FRAGMENTO:
····················

Muchos problemas, llamadas, correos, más problemas, ninguna solución, y de pronto suena un pitico.
Piiiiiiiiiiiiiiiiiiiiiiiiiiiiiiiiiiii.
Todos levantamos la mirada de nuestros monitores, a la izquierda, a la derecha. Las miradas se encuentran, pero nadie sabe de donde proviene.
El pitico se calla. Pasan unos segundos, y de nuevo: piiiiiiiiiiiiiiiiiiiiiiiiiii.
Mi ceja izquierda se levanta sola, sin yo darle ninguna orden. Miro a mi alrededor, y nadie se da por enterado. El pitico suena como una tetera lista para servir té hirviendo. O como para volver loco a cualquier perro. Se mete hasta el hipotálamo, taladra entre mis ojos. Mis oídos chillan desesperados, mi cerebro vibra dentro de mi caja craneana. Uno de mis ojos comienza a vibrar al ritmo de un tic nervioso del párpado.
Piiiiiiiiiiiiiiiiiiiiiiiiiiiiiiiiiii. Por cuarta, quinta vez.
Me levanto y busco la fuente del sonido, esperando encontrar alguna alarma contra incendios activada, y descubro que lo que está sonando es el teléfono de mi vecino de escritorio. Con un ataque de histeria controlado, aprieto cualquier botón para que deje de sonar, abro una de las gavetas de su escritorio, y lo lanzo dentro, con la fuerza mínima para probar mi punto sin destrozar el aparatico.
A los 10 segundos llega mi vecino de puesto y busca su teléfono por todas partes. Al no encontrarlo, se disgusta, y pregunta por su aparatico infernal. Con la ceja izquierda aún levantada, le digo que revise su gaveta. Y le sugiero que si no quiere saber como suena una tetera bajo el agua, que busque un ring-tone más agradable, o que cargue su teléfono encima cuando se vaya a pasillear por la oficina. Mi vecino arma un berrinche, argumentando que no hay ring-tone que nos agrade a todos.
Excelente argumento. Siempre y cuando no tomemos en cuenta que sus ring-tones anteriores fueron tres reagettones, un perro bipolar ladrando, el intro del Chavo del Ocho, y las campanitas desaforadas de los heladeros de Efe de los ochenta. Todos en el máximo volúmen del celular, en un estado de abandono total sobre el escritorio, sonando 120 veces al día mientras el dueño se pasea muy lejos de la cacofonía móvil que se produce en su puesto.
Acotemos que este vecino no es el único que suele practicar este deporte. Las niñas de telemárketing, al otro lado de mi vidrio, suelen obviar el atorrante riiiinriiiiiin de sus auriculares durante muchísmos minutos. Los chicos más allá suelen subir el repique a sus teléfonos fijos para poder conversar en otros escritorios, y estar simultáneamente atentos a cualquier llamada de la jefa.

····················

MUESTRAS DE DATOS:
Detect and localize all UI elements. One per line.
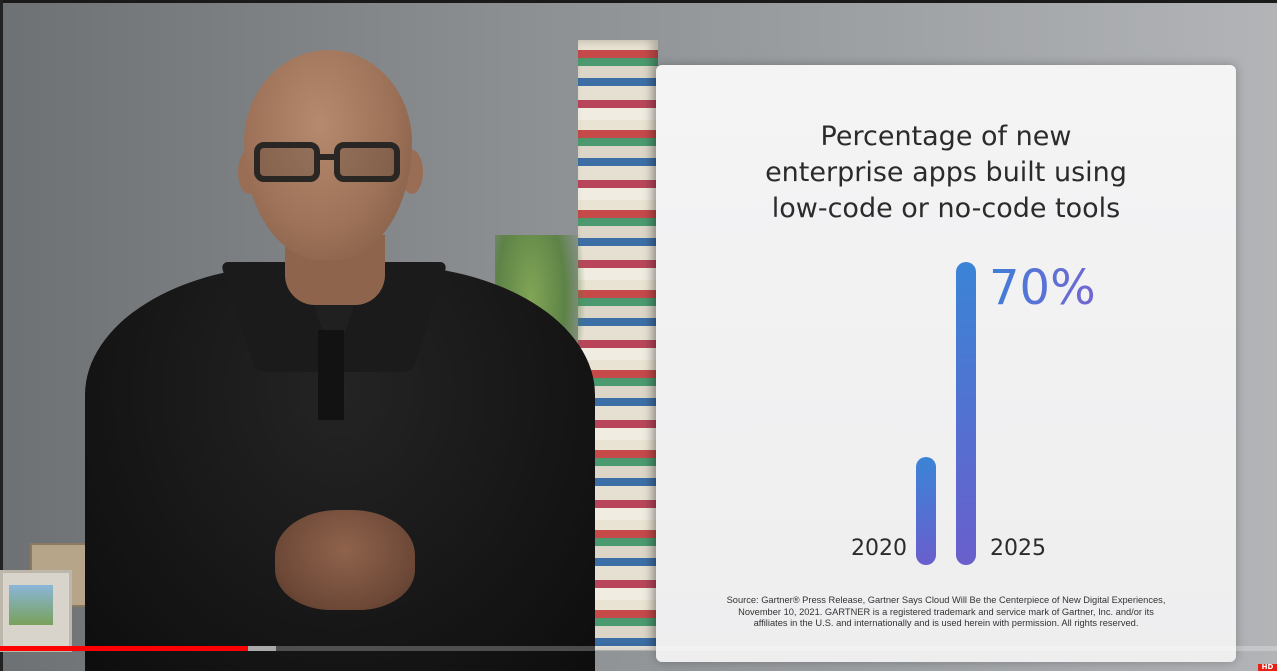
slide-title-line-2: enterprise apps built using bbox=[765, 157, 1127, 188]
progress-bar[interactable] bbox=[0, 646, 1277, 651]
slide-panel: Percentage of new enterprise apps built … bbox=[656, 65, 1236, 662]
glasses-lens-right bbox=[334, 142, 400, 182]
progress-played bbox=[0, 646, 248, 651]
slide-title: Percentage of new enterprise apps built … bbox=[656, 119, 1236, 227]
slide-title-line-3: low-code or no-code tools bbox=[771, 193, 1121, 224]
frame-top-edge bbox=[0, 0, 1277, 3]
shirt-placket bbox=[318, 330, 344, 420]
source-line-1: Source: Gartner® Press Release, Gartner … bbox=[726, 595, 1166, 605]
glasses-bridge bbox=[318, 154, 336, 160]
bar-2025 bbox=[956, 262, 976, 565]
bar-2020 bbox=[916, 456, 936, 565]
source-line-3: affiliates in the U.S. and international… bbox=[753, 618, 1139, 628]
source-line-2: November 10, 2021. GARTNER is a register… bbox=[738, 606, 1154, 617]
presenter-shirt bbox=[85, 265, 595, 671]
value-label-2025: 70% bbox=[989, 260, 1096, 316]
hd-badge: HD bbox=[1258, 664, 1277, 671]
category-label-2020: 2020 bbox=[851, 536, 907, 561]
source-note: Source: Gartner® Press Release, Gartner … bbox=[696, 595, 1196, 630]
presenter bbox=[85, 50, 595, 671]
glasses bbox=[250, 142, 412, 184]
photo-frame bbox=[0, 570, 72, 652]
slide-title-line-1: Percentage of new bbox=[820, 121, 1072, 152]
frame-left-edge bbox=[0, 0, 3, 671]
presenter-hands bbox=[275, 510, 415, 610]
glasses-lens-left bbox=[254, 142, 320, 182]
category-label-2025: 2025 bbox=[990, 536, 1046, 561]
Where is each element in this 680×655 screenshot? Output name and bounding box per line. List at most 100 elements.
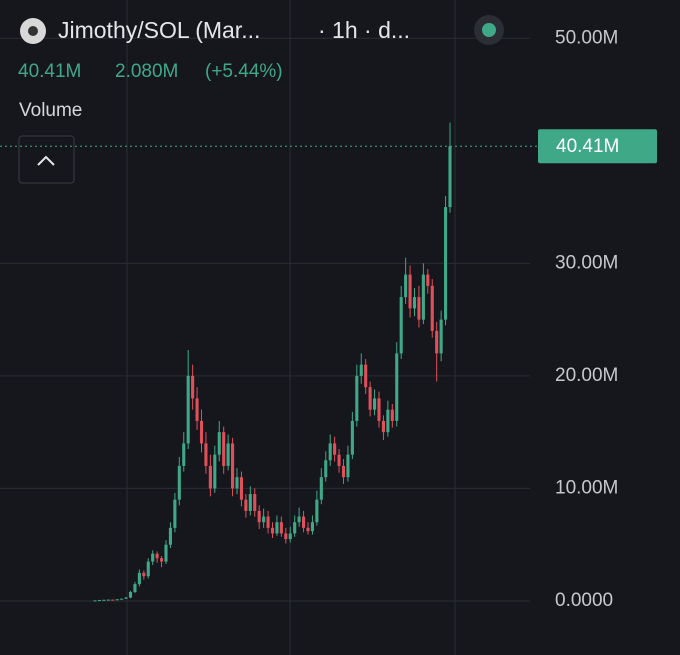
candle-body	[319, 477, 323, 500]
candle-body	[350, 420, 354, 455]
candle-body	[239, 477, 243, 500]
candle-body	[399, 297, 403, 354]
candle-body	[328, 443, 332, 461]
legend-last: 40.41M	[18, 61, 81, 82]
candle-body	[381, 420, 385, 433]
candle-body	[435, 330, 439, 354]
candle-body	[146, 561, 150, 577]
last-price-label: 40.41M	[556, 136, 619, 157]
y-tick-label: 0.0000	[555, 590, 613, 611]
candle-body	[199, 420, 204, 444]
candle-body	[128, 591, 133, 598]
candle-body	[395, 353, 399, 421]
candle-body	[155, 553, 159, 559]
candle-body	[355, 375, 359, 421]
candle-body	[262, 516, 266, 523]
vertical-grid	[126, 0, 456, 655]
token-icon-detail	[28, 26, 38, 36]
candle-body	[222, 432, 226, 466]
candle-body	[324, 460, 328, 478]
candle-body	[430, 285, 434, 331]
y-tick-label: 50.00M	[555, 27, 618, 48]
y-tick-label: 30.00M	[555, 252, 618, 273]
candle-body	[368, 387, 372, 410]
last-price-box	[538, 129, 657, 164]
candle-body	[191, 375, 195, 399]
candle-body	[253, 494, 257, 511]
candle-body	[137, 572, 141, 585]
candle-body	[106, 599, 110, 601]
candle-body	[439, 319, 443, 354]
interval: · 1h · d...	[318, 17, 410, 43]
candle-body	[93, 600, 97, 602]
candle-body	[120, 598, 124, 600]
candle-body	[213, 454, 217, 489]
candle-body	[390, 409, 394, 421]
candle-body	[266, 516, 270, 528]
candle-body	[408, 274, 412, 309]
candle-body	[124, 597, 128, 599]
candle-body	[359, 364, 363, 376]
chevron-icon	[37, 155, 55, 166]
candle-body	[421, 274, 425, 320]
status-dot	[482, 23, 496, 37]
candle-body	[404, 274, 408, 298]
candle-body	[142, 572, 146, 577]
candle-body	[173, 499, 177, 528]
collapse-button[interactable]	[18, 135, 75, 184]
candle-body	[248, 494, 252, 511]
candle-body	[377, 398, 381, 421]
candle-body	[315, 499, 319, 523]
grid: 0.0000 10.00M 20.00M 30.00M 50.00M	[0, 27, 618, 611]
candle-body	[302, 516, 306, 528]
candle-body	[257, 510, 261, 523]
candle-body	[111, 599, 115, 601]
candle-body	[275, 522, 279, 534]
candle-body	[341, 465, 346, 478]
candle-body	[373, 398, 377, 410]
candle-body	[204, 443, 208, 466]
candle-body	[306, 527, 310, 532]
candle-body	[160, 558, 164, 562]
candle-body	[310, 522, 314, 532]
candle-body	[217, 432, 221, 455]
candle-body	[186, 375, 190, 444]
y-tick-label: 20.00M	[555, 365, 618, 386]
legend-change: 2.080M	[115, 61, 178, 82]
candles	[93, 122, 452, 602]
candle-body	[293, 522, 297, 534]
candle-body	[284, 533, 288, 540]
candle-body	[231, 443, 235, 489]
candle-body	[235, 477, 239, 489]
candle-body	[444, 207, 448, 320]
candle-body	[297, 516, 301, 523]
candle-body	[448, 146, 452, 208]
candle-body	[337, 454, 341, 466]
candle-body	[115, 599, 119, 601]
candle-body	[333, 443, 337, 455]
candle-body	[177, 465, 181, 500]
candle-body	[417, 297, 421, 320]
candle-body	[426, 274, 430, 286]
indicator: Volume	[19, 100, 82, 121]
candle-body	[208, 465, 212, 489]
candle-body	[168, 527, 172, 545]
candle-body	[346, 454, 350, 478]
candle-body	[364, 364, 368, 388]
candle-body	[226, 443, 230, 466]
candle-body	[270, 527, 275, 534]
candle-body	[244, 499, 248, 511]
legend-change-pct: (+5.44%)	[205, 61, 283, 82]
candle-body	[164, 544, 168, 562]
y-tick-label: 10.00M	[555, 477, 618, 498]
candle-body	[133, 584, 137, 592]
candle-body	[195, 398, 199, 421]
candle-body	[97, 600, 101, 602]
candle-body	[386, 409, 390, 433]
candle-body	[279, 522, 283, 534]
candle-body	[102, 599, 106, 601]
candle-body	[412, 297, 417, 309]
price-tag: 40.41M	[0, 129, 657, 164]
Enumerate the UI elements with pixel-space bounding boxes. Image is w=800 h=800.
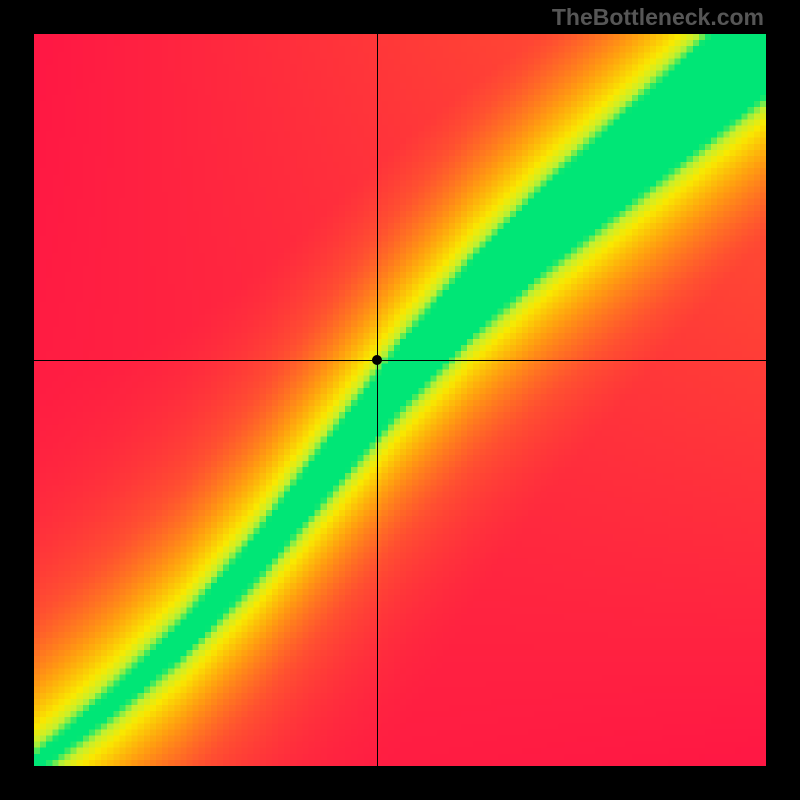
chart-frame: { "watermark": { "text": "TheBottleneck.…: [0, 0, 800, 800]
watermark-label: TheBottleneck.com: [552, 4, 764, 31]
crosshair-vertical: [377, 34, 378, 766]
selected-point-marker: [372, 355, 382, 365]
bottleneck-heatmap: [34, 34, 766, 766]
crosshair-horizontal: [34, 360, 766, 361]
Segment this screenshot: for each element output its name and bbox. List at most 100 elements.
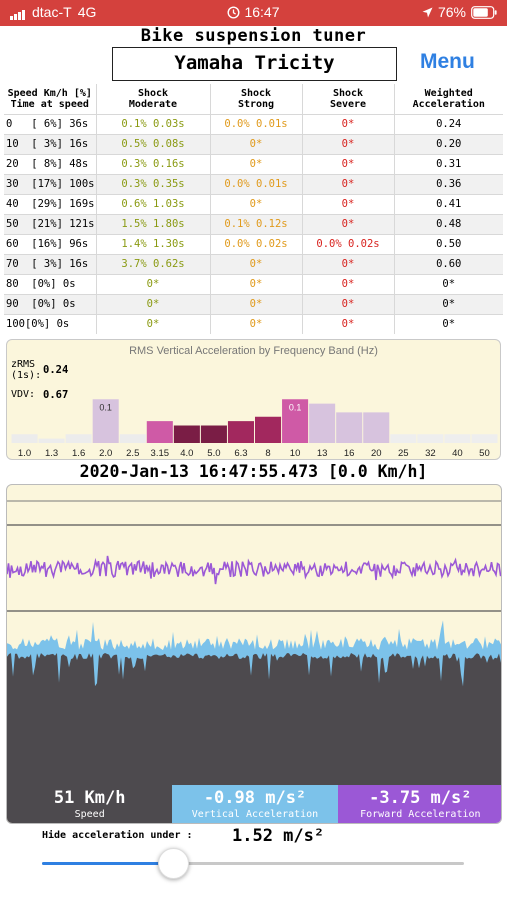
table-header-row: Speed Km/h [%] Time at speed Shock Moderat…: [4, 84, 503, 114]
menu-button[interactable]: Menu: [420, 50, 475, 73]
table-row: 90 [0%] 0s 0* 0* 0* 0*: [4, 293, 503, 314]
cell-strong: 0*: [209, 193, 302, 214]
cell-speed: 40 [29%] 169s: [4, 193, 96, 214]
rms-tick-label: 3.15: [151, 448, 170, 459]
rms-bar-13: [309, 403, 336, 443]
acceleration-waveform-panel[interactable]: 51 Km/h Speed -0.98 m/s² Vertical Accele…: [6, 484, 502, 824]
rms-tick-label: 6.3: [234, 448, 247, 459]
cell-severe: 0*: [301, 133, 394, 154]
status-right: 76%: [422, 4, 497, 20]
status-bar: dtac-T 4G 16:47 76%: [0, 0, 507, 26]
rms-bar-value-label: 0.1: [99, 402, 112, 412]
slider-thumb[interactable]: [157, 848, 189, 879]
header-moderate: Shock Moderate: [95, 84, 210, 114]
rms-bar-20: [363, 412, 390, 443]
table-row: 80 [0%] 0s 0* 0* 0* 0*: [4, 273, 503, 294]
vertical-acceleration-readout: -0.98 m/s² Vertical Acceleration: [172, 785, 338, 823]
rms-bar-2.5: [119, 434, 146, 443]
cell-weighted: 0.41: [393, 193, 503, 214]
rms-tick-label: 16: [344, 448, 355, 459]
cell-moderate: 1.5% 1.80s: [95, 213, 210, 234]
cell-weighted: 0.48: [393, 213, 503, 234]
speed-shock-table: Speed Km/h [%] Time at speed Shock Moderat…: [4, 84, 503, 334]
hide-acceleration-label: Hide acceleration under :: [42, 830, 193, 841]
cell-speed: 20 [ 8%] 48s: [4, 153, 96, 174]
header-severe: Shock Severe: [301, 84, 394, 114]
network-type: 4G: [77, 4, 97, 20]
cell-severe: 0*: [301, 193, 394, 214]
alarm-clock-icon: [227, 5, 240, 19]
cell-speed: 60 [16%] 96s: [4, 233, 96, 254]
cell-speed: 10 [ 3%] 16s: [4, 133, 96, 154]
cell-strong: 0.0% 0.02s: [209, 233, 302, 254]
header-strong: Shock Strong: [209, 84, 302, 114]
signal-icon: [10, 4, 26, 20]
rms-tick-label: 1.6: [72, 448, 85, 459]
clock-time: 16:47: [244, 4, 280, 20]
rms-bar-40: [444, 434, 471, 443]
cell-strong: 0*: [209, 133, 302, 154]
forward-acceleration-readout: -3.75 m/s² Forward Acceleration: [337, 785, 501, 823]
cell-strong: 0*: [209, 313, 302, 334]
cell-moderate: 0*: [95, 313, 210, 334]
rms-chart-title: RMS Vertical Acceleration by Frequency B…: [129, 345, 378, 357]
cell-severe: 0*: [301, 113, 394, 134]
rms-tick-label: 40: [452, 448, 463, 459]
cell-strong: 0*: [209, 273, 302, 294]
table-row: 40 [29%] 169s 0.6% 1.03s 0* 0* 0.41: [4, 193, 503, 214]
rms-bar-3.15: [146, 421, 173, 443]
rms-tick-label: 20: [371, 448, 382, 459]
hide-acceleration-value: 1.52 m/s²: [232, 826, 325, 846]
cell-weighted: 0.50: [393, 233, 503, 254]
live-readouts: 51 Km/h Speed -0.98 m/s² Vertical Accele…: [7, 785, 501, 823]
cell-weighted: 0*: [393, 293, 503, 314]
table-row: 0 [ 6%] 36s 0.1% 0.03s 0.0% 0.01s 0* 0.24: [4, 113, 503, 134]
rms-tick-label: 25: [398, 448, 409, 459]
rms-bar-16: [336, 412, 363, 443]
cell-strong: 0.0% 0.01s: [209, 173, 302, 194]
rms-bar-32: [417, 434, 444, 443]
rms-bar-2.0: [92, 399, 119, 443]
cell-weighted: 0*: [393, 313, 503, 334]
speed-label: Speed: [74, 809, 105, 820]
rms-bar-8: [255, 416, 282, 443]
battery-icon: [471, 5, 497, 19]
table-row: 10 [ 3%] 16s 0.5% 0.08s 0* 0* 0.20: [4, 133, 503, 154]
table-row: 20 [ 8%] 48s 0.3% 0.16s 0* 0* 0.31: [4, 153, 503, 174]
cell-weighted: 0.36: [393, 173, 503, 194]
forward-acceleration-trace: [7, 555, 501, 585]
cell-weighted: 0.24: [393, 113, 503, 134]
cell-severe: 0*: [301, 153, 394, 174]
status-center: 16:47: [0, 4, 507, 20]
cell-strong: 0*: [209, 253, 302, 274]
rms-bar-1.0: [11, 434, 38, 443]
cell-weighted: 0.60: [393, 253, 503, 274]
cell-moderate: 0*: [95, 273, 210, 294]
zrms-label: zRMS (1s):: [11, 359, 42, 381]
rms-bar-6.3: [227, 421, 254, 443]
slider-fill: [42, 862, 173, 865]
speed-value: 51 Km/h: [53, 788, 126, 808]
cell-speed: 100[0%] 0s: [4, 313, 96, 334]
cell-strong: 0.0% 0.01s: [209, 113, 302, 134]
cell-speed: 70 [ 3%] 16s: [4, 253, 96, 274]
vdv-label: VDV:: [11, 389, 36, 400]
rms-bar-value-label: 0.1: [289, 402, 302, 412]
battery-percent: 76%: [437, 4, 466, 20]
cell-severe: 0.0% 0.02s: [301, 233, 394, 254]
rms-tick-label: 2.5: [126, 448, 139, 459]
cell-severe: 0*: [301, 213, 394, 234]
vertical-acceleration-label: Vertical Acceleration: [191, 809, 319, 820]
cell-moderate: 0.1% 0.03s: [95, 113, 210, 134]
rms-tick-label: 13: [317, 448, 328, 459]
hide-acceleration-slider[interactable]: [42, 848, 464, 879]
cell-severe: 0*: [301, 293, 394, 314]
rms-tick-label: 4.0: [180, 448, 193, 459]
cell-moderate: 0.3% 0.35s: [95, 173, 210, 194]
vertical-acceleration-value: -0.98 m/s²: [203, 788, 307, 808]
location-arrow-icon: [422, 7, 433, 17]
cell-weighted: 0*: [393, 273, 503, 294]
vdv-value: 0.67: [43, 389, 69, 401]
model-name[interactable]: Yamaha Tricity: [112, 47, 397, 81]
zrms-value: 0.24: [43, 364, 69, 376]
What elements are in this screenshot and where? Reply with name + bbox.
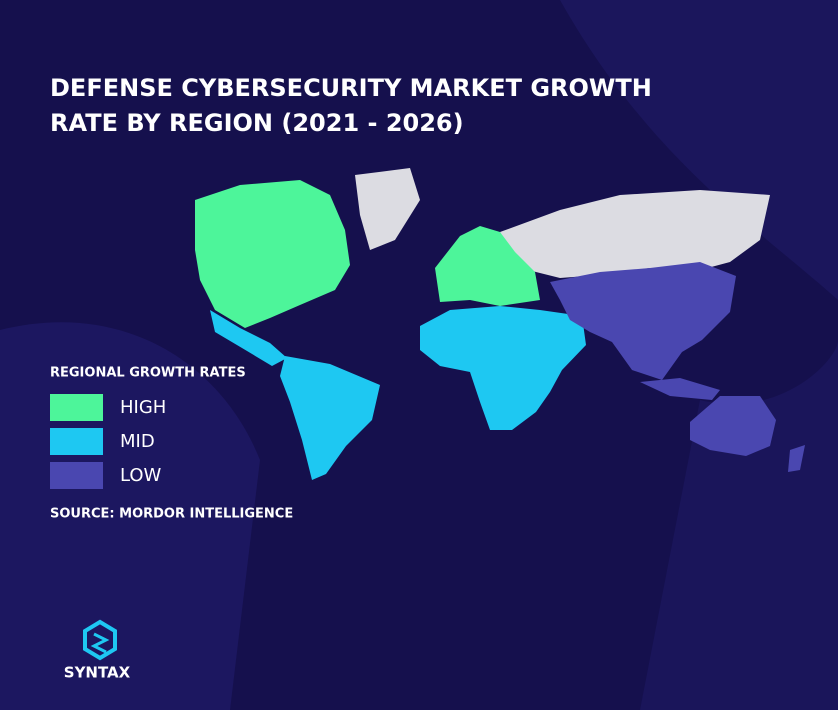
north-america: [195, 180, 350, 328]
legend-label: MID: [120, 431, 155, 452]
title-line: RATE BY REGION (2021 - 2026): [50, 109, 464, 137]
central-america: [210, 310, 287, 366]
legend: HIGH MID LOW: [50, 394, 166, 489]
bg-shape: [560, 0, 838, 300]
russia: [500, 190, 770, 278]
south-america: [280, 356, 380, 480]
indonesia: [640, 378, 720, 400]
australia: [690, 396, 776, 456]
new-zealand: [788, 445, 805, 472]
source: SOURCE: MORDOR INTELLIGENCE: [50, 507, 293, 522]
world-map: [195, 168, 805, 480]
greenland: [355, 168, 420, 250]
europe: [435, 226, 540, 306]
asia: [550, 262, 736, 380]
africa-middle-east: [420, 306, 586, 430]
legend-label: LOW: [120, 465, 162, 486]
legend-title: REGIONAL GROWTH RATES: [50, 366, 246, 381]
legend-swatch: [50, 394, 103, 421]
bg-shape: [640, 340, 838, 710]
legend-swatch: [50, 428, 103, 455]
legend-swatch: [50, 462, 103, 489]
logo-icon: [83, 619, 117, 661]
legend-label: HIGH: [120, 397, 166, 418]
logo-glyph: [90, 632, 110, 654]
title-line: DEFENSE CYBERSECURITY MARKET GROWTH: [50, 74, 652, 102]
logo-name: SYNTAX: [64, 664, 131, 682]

····················

Según el fragmento sobre el pitido en la oficina, ¿dónde se mete el teléfono del vecino después de apretar un botón para que deje de sonar?

Dentro de una de las gavetas del escritorio del vecino.